- TASK -
Return each line of the listing that contains the string "период".

- DATASET RECORDS -

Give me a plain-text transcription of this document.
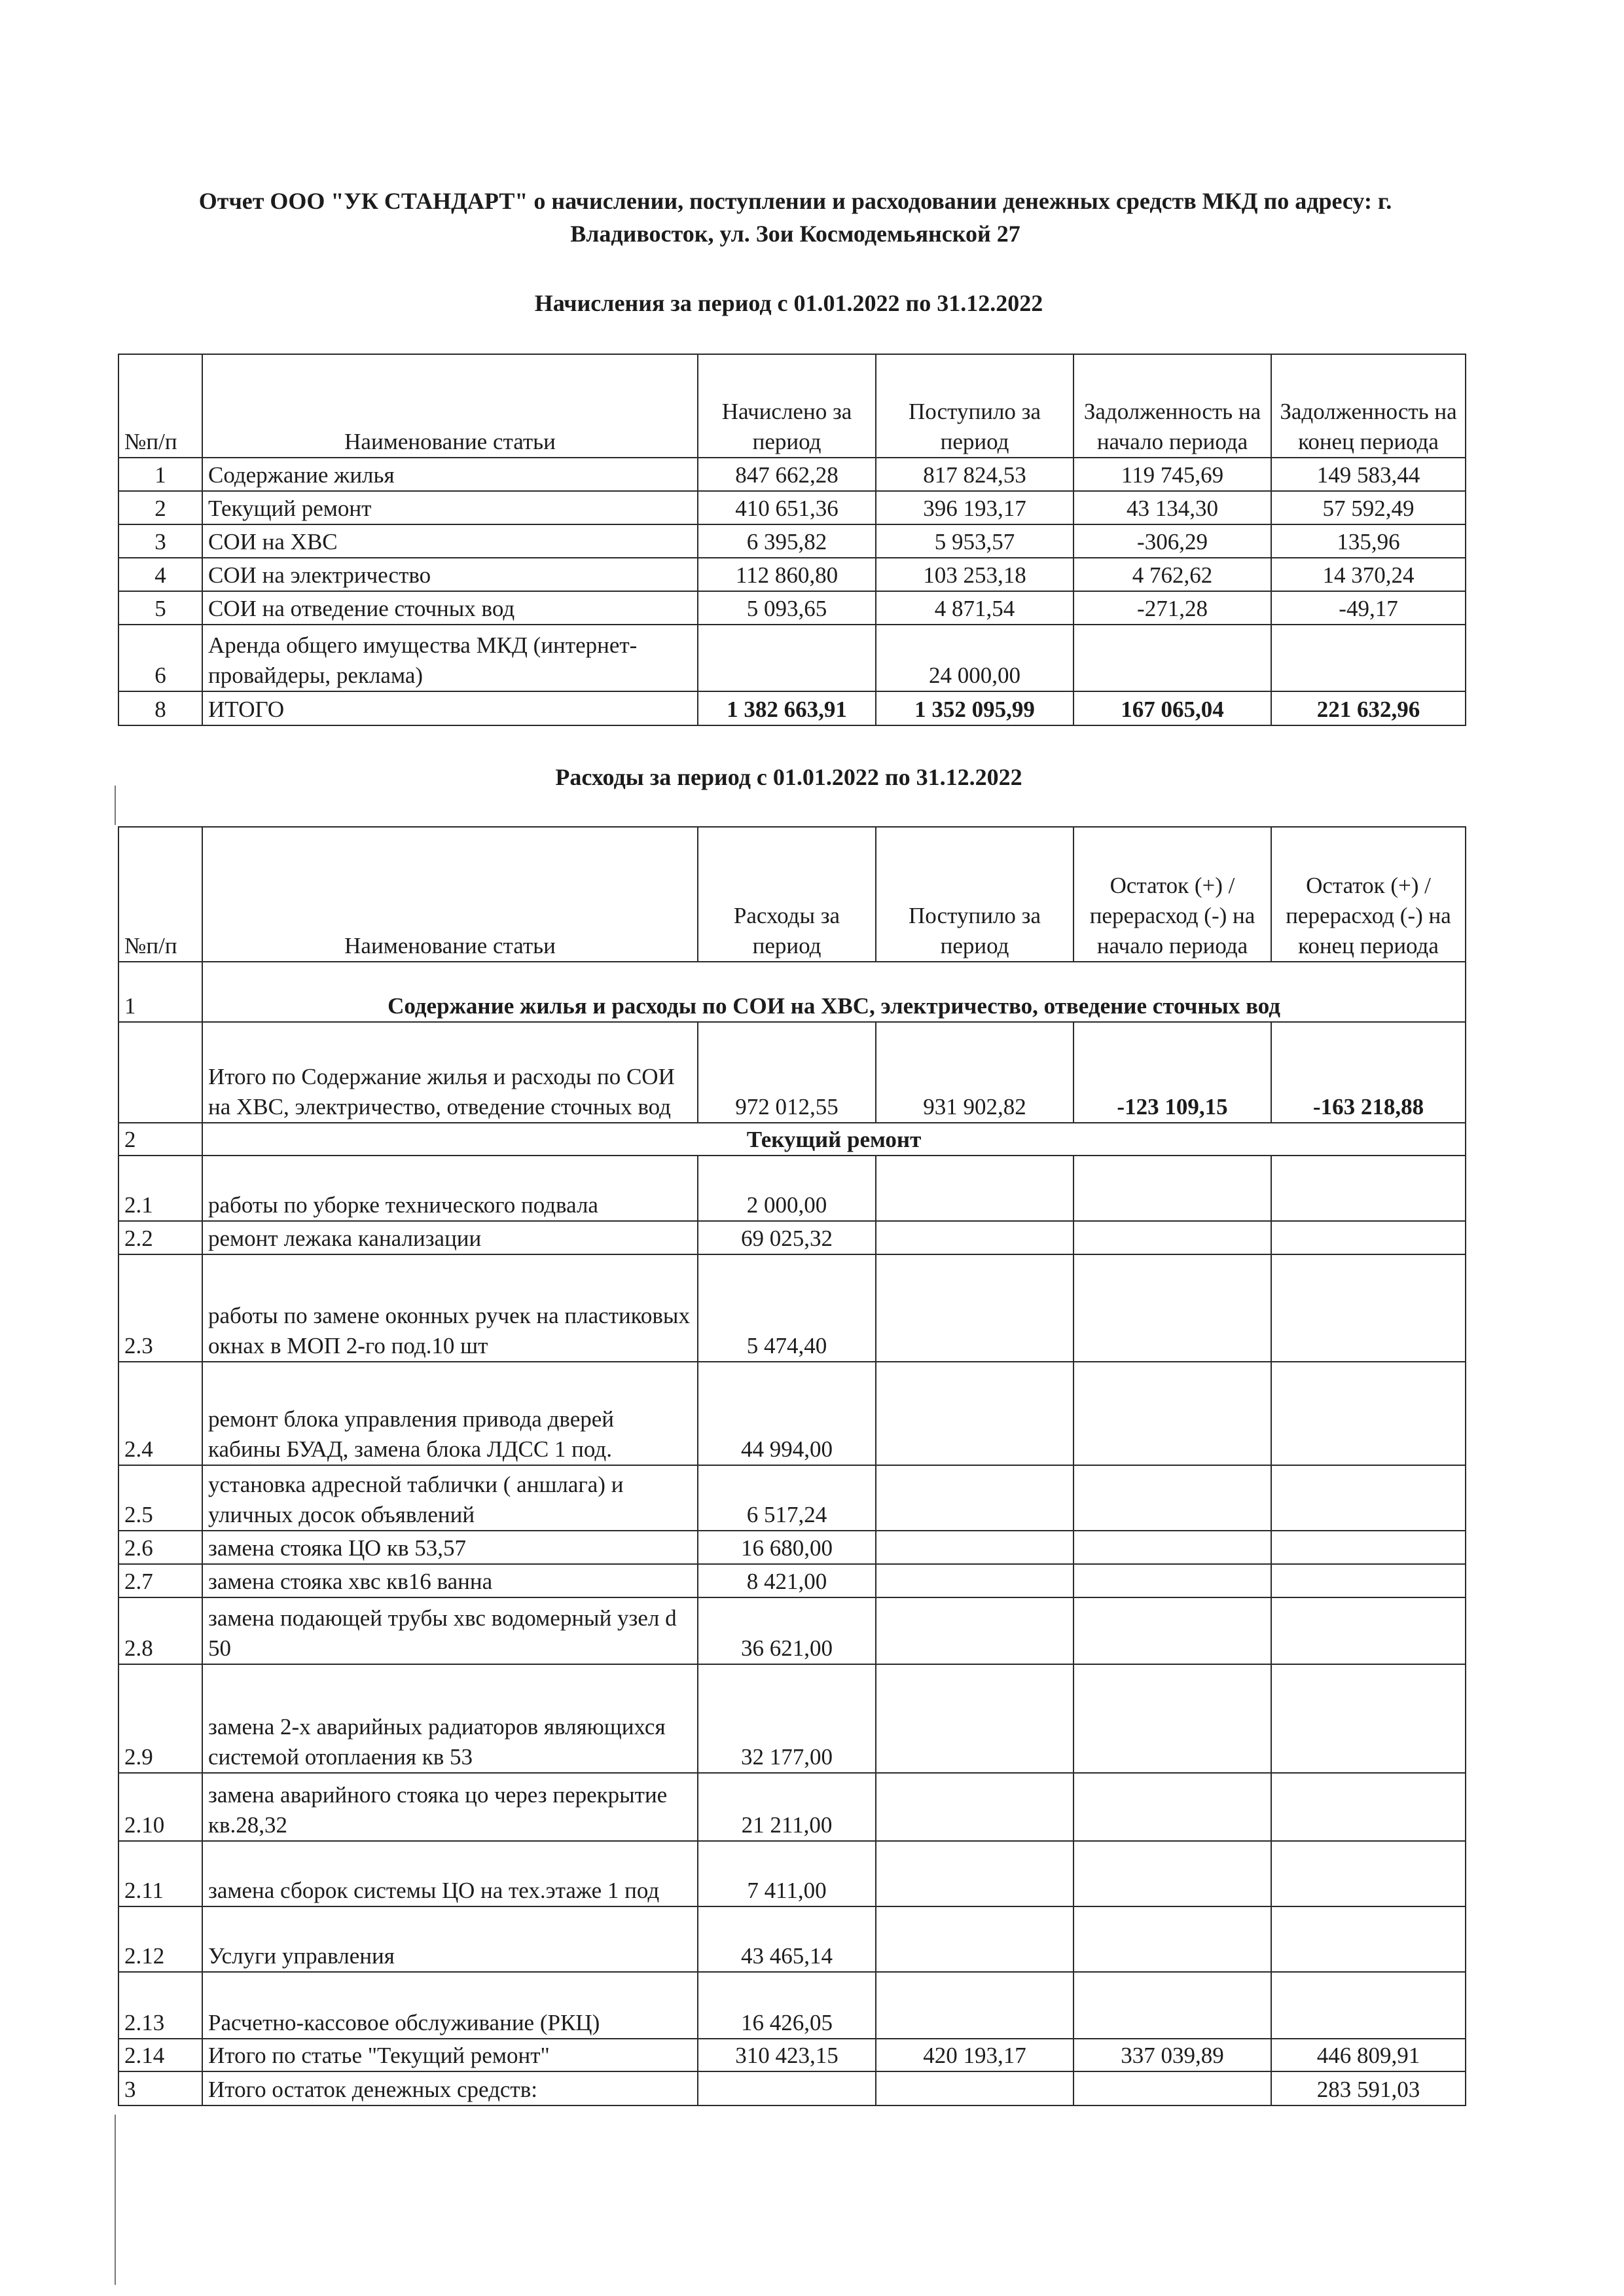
Отчет ООО "УК СТАНДАРТ" о начислении, поступлении и расходовании денежных средств МКД по адресу: г.
Владивосток, ул. Зои Космодемьянской 27
Начисления за период с 01.01.2022 по 31.12.2022
№п/п	Наименование статьи	Начислено за период	Поступило за период	Задолженность на начало периода	Задолженность на конец периода
1	Содержание жилья	847 662,28	817 824,53	119 745,69	149 583,44
2	Текущий ремонт	410 651,36	396 193,17	43 134,30	57 592,49
3	СОИ на ХВС	6 395,82	5 953,57	-306,29	135,96
4	СОИ на электричество	112 860,80	103 253,18	4 762,62	14 370,24
5	СОИ на отведение сточных вод	5 093,65	4 871,54	-271,28	-49,17
6	Аренда общего имущества МКД (интернет-провайдеры, реклама)		24 000,00		
8	ИТОГО	1 382 663,91	1 352 095,99	167 065,04	221 632,96
Расходы за период с 01.01.2022 по 31.12.2022
№п/п	Наименование статьи	Расходы за период	Поступило за период	Остаток (+) / перерасход (-) на начало периода	Остаток (+) / перерасход (-) на конец периода
1	Содержание жилья и расходы по СОИ на ХВС, электричество, отведение сточных вод				
	Итого по Содержание жилья и расходы по СОИ на ХВС, электричество, отведение сточных вод	972 012,55	931 902,82	-123 109,15	-163 218,88
2	Текущий ремонт				
2.1	работы по уборке технического подвала	2 000,00			
2.2	ремонт лежака канализации	69 025,32			
2.3	работы по замене оконных ручек на пластиковых окнах в МОП 2-го под.10 шт	5 474,40			
2.4	ремонт блока управления привода дверей кабины БУАД, замена блока ЛДСС 1 под.	44 994,00			
2.5	установка адресной таблички ( аншлага) и уличных досок объявлений	6 517,24			
2.6	замена стояка ЦО кв 53,57	16 680,00			
2.7	замена стояка хвс кв16 ванна	8 421,00			
2.8	замена подающей трубы хвс водомерный узел d 50	36 621,00			
2.9	замена 2-х аварийных радиаторов являющихся системой отоплаения кв 53	32 177,00			
2.10	замена аварийного стояка цо через перекрытие кв.28,32	21 211,00			
2.11	замена сборок системы ЦО на тех.этаже 1 под	7 411,00			
2.12	Услуги управления	43 465,14			
2.13	Расчетно-кассовое обслуживание (РКЦ)	16 426,05			
2.14	Итого по статье "Текущий ремонт"	310 423,15	420 193,17	337 039,89	446 809,91
3	Итого остаток денежных средств:				283 591,03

- OUTPUT FOR THIS EXERCISE -
Начисления за период с 01.01.2022 по 31.12.2022
№п/п	Наименование статьи	Начислено за период	Поступило за период	Задолженность на начало периода	Задолженность на конец периода
Расходы за период с 01.01.2022 по 31.12.2022
№п/п	Наименование статьи	Расходы за период	Поступило за период	Остаток (+) / перерасход (-) на начало периода	Остаток (+) / перерасход (-) на конец периода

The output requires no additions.